Short problem:
Copy out each line below exactly as it appears.

[Excerpt from a dataset]
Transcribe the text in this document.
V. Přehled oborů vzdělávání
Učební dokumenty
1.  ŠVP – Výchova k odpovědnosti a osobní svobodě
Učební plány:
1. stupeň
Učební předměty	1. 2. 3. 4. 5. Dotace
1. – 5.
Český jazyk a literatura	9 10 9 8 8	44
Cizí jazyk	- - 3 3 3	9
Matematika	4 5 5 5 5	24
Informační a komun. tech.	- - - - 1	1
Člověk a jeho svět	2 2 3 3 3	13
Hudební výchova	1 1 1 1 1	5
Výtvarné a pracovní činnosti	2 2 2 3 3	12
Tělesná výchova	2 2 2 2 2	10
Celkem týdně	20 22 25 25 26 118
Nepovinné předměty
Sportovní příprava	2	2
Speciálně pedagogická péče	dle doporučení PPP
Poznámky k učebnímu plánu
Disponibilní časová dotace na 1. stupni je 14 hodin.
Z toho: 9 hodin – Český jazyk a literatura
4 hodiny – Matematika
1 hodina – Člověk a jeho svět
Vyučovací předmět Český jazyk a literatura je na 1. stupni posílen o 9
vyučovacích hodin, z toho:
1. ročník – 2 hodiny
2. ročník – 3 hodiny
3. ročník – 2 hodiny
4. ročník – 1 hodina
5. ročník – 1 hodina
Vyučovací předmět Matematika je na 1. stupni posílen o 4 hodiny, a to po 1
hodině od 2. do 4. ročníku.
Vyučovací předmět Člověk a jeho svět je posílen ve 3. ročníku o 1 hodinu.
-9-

Answer to this exercise:
Transcribe the text in this document.
V. Přehled oborů vzdělávání
Učební dokumenty
1.  ŠVP – Výchova k odpovědnosti a osobní svobodě
Učební plány:
1. stupeň
Učební předměty	1. 2. 3. 4. 5. Dotace
1. – 5.
Český jazyk a literatura	9 10 9 8 8	44
Cizí jazyk	- - 3 3 3	9
Matematika	4 5 5 5 5	24
Informační a komun. tech.	- - - - 1	1
Člověk a jeho svět	2 2 3 3 3	13
Hudební výchova	1 1 1 1 1	5
Výtvarné a pracovní činnosti	2 2 2 3 3	12
Tělesná výchova	2 2 2 2 2	10
Celkem týdně	20 22 25 25 26 118
Nepovinné předměty
Sportovní příprava	2	2
Speciálně pedagogická péče	dle doporučení PPP
Poznámky k učebnímu plánu
Disponibilní časová dotace na 1. stupni je 14 hodin.
Z toho: 9 hodin – Český jazyk a literatura
4 hodiny – Matematika
1 hodina – Člověk a jeho svět
Vyučovací předmět Český jazyk a literatura je na 1. stupni posílen o 9
vyučovacích hodin, z toho:
1. ročník – 2 hodiny
2. ročník – 3 hodiny
3. ročník – 2 hodiny
4. ročník – 1 hodina
5. ročník – 1 hodina
Vyučovací předmět Matematika je na 1. stupni posílen o 4 hodiny, a to po 1
hodině od 2. do 4. ročníku.
Vyučovací předmět Člověk a jeho svět je posílen ve 3. ročníku o 1 hodinu.
-9-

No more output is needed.